Task objective →
Search the records for the string "observations", then copy each line where it appears.

=== Section Start ===

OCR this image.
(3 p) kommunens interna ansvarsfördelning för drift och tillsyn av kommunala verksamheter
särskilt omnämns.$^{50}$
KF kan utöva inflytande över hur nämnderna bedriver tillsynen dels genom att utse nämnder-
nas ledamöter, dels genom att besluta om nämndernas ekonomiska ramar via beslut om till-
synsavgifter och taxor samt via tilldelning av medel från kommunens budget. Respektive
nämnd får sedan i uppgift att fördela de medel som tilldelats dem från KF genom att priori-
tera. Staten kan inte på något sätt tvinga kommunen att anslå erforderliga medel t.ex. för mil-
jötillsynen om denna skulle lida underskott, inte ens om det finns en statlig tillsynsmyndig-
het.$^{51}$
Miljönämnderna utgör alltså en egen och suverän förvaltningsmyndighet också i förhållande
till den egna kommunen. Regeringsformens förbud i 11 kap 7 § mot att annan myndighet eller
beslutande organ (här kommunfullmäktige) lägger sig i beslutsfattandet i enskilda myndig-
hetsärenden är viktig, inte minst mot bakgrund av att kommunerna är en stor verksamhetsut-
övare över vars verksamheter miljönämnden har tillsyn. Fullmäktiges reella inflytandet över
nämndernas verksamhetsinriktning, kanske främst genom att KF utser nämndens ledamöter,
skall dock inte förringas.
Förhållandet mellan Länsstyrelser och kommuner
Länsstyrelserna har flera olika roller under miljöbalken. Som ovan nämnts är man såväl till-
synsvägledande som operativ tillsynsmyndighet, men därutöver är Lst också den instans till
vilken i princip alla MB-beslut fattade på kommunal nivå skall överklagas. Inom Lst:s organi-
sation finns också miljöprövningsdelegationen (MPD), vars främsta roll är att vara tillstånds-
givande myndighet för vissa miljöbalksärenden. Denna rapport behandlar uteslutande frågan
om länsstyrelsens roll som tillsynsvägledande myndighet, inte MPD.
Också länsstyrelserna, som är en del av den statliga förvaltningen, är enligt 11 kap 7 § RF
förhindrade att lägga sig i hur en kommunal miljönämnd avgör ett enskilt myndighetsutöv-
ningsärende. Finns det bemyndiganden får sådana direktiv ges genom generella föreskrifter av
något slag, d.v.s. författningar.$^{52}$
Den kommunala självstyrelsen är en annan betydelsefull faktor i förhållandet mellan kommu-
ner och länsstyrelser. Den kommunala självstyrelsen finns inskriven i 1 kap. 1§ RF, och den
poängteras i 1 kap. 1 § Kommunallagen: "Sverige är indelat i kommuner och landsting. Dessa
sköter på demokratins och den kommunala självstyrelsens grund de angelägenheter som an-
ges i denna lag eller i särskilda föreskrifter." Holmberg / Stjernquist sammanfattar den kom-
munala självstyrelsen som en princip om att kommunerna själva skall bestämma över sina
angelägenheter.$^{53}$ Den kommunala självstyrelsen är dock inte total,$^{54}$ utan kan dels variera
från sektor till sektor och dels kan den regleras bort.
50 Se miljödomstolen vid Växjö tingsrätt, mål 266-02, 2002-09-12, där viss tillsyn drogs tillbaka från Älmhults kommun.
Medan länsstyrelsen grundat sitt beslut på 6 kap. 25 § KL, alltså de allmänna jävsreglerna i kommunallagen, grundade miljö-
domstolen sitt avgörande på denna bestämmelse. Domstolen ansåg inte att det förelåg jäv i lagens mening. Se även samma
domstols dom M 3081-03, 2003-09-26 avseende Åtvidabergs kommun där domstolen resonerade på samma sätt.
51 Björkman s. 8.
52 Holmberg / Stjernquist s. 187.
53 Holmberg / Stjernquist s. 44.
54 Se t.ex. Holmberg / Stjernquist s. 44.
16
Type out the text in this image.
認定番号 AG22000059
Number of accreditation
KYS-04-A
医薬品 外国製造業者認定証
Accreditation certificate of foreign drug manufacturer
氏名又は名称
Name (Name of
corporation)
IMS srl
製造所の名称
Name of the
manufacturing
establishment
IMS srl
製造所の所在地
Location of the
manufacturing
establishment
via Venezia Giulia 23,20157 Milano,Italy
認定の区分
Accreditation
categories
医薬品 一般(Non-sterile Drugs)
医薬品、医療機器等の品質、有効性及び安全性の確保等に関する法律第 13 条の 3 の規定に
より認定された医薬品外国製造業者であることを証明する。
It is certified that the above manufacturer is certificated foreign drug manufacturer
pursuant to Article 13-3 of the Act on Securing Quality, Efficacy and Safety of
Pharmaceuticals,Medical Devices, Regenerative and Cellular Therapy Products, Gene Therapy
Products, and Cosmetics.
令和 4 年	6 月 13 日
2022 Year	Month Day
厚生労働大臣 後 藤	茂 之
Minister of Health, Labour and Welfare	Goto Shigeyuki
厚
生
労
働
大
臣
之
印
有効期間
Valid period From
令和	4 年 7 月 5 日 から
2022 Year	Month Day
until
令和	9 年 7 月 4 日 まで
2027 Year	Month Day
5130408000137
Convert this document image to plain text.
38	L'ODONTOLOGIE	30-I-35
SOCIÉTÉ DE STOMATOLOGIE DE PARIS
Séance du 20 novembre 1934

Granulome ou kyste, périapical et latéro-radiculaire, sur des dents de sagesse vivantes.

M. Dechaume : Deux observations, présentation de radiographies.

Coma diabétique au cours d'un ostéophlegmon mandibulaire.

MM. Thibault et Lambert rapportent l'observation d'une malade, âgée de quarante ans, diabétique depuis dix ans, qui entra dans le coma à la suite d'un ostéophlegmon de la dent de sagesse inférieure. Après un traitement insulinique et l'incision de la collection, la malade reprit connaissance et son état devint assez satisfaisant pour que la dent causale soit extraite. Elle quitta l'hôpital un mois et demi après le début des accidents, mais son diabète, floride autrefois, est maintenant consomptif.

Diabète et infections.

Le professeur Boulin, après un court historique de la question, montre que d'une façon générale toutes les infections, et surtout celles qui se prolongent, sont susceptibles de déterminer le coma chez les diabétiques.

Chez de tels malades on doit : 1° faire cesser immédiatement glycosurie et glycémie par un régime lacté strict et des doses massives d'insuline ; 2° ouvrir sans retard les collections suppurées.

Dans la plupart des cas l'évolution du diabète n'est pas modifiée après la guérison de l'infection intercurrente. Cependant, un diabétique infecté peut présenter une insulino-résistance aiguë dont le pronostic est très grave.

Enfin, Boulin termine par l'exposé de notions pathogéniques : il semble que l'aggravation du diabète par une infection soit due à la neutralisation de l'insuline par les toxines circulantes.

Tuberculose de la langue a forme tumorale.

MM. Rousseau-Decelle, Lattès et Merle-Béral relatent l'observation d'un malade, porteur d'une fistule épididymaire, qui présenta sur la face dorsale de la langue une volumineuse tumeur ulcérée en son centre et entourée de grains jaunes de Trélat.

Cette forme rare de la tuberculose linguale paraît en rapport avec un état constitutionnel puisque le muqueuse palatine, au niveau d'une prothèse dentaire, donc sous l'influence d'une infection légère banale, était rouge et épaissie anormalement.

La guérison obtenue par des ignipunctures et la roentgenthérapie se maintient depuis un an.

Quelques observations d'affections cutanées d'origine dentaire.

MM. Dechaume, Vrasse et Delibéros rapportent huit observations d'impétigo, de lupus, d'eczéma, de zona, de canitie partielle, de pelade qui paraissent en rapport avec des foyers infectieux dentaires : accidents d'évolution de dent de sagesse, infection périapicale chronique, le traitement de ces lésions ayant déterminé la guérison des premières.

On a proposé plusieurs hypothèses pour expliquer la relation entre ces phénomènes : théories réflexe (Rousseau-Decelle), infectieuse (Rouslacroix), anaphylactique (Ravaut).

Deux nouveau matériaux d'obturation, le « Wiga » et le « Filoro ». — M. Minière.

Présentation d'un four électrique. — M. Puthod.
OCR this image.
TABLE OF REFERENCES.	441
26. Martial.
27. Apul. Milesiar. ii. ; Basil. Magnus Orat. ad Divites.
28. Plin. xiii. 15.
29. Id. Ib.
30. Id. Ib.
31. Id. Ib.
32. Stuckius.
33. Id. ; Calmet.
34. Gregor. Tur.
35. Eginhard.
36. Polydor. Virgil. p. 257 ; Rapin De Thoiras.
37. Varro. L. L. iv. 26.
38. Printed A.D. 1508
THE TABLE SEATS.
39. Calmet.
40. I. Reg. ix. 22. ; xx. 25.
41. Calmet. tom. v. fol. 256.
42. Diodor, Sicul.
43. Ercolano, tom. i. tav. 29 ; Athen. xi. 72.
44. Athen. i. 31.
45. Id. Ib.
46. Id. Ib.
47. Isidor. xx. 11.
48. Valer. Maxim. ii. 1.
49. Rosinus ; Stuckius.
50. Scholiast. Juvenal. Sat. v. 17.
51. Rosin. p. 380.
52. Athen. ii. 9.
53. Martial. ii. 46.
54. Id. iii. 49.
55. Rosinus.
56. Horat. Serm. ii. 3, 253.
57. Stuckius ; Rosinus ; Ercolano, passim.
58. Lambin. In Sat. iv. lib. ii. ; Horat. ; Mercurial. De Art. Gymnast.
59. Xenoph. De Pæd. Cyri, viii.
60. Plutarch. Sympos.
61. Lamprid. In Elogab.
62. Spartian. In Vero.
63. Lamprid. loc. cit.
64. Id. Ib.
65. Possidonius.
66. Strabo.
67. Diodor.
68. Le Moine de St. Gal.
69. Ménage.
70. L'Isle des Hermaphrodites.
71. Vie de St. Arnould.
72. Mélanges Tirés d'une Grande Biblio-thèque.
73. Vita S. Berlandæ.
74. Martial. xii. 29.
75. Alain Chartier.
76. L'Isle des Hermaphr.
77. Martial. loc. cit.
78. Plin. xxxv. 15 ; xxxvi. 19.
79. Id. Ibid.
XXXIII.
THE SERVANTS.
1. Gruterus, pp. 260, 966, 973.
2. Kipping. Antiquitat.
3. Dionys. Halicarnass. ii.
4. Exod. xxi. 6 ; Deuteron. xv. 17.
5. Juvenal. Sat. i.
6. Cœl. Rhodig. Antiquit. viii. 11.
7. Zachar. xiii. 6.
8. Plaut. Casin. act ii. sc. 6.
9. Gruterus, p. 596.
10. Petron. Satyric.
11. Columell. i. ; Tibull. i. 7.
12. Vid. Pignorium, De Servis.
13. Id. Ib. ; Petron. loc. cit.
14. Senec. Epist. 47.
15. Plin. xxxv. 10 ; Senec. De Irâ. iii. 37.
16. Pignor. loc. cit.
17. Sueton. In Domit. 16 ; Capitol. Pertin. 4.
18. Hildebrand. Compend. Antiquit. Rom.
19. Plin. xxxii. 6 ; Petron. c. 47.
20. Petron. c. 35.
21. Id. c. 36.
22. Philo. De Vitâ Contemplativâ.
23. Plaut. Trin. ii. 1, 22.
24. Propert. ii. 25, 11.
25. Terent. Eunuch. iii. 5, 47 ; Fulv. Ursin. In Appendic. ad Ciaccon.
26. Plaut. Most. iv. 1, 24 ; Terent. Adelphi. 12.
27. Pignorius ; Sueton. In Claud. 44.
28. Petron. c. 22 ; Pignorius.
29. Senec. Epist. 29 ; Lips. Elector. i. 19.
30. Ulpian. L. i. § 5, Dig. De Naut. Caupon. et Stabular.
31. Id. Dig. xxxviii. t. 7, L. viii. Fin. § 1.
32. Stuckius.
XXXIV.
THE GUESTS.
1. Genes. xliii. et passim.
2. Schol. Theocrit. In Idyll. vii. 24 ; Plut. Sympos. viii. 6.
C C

=== Section End ===

Exercise answer →
M. Dechaume : Deux observations, présentation de radiographies.
Quelques observations d'affections cutanées d'origine dentaire.
MM. Dechaume, Vrasse et Delibéros rapportent huit observations d'impétigo, de lupus, d'eczéma, de zona, de canitie partielle, de pelade qui paraissent en rapport avec des foyers infectieux dentaires : accidents d'évolution de dent de sagesse, infection périapicale chronique, le traitement de ces lésions ayant déterminé la guérison des premières.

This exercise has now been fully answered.